▶ _TASK TO COMPLETE_:
Copy each line of the entries that contains the word "polígono".

▶ _EXERCISE INPUTS_:

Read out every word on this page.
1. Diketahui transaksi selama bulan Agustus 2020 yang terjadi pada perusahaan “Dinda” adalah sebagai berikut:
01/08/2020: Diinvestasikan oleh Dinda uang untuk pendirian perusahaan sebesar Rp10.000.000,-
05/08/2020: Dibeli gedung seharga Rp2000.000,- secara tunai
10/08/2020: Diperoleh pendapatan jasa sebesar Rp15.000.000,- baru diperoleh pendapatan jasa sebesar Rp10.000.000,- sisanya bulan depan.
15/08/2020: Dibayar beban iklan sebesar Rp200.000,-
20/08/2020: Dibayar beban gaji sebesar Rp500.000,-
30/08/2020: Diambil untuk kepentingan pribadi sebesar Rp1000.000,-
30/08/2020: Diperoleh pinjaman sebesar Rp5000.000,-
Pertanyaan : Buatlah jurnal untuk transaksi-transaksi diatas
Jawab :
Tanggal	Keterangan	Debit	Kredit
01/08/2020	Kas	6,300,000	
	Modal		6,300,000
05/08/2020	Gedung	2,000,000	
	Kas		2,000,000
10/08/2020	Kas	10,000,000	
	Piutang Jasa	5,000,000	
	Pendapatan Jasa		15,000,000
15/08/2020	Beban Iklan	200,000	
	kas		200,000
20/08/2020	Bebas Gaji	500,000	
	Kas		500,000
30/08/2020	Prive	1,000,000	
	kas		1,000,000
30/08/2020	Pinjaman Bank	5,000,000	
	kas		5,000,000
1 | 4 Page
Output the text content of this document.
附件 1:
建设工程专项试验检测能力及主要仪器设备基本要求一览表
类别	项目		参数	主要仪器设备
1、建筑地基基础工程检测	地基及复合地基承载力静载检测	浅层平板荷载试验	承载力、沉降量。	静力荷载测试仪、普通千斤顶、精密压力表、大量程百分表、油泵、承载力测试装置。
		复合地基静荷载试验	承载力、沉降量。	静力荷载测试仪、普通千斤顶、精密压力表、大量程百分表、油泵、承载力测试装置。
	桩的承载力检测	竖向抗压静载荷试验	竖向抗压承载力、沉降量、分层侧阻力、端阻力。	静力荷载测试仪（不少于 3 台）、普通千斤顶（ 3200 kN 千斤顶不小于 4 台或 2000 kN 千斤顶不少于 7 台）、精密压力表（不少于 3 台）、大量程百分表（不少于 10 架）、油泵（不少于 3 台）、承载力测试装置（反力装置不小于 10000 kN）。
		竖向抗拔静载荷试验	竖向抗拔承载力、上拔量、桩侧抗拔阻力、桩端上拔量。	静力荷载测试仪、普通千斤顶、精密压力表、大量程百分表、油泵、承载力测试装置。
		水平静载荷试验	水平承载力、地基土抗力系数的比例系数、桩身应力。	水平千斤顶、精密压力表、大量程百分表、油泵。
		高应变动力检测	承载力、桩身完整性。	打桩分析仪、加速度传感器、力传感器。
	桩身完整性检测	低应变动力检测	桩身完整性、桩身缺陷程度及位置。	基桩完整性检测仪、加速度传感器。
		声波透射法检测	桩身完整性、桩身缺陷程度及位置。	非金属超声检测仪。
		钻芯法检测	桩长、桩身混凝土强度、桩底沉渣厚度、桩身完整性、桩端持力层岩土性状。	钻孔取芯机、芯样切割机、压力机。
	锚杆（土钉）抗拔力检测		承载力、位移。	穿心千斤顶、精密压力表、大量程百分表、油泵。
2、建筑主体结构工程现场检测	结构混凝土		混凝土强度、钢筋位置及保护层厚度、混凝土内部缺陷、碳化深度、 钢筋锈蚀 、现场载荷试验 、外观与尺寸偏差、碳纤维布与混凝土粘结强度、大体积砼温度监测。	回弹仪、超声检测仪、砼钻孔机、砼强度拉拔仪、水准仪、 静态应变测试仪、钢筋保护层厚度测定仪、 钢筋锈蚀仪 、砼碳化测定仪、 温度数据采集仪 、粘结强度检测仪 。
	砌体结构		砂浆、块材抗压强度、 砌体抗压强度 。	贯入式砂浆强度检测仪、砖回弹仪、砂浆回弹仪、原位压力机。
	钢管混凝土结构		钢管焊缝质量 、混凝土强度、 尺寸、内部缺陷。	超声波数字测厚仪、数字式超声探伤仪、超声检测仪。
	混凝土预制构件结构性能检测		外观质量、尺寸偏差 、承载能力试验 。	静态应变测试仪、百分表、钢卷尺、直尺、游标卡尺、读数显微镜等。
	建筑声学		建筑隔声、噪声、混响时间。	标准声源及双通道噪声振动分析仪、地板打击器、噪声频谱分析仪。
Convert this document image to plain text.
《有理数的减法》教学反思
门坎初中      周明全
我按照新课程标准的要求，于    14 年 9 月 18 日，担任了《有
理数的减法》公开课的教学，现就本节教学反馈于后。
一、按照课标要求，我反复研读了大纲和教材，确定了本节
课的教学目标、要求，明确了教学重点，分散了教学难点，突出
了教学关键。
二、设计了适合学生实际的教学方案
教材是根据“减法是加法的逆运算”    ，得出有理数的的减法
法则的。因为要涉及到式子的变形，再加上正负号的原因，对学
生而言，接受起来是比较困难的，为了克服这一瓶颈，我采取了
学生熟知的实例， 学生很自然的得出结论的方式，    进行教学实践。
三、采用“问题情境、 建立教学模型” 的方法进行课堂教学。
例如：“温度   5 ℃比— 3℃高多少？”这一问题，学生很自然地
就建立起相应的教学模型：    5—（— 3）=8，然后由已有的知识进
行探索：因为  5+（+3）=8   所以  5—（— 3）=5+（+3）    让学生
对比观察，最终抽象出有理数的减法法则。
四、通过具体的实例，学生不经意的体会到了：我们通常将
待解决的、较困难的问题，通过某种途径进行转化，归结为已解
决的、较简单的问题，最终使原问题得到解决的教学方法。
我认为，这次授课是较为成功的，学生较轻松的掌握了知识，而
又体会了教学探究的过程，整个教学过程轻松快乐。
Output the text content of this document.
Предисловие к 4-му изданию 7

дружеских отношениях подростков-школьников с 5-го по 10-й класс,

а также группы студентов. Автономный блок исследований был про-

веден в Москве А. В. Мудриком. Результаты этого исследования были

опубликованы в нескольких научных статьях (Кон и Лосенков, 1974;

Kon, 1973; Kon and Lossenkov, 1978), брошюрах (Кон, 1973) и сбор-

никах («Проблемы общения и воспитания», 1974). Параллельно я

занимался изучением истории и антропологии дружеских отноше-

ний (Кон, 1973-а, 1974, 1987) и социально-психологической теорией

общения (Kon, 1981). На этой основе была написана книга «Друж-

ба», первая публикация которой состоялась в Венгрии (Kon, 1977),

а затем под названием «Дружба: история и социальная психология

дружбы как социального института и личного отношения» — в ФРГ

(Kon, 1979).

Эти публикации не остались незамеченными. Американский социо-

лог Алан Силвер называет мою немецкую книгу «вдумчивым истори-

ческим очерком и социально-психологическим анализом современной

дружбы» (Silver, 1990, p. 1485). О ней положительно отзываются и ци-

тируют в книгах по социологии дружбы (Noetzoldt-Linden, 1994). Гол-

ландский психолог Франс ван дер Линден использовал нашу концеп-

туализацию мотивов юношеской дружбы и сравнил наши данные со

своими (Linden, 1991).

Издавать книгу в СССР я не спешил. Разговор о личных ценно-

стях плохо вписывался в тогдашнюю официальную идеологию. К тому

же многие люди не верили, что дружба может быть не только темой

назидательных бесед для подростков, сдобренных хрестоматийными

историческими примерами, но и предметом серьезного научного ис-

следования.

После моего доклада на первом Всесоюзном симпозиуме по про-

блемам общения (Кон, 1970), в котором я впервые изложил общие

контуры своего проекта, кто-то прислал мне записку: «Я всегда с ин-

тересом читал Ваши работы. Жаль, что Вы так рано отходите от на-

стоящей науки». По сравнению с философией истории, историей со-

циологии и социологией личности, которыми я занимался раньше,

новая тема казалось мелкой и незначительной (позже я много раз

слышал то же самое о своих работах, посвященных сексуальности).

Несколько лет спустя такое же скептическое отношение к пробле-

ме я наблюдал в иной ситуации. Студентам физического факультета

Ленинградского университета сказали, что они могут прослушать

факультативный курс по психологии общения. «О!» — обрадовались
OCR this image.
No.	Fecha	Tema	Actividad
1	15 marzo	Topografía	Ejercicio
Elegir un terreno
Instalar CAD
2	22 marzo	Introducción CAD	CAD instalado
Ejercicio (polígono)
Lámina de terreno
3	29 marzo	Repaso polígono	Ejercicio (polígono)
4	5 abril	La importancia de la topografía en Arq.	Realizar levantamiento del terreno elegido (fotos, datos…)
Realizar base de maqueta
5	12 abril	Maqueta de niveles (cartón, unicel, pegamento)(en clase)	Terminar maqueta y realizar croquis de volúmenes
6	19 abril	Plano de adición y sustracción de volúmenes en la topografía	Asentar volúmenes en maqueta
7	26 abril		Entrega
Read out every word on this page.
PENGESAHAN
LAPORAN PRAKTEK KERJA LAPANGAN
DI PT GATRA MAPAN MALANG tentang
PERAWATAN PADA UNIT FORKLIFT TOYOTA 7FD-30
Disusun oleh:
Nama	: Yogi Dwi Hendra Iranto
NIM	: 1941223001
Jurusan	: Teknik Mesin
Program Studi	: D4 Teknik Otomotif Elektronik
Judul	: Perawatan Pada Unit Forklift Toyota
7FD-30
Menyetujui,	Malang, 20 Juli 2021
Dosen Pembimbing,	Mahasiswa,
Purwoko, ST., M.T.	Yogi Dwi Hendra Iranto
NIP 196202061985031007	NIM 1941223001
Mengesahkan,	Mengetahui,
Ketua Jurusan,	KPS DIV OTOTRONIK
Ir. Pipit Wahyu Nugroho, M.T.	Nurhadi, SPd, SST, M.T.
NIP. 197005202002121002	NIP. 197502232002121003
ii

▶ _FULL OUTPUT_:
Ejercicio (polígono)
3	29 marzo	Repaso polígono	Ejercicio (polígono)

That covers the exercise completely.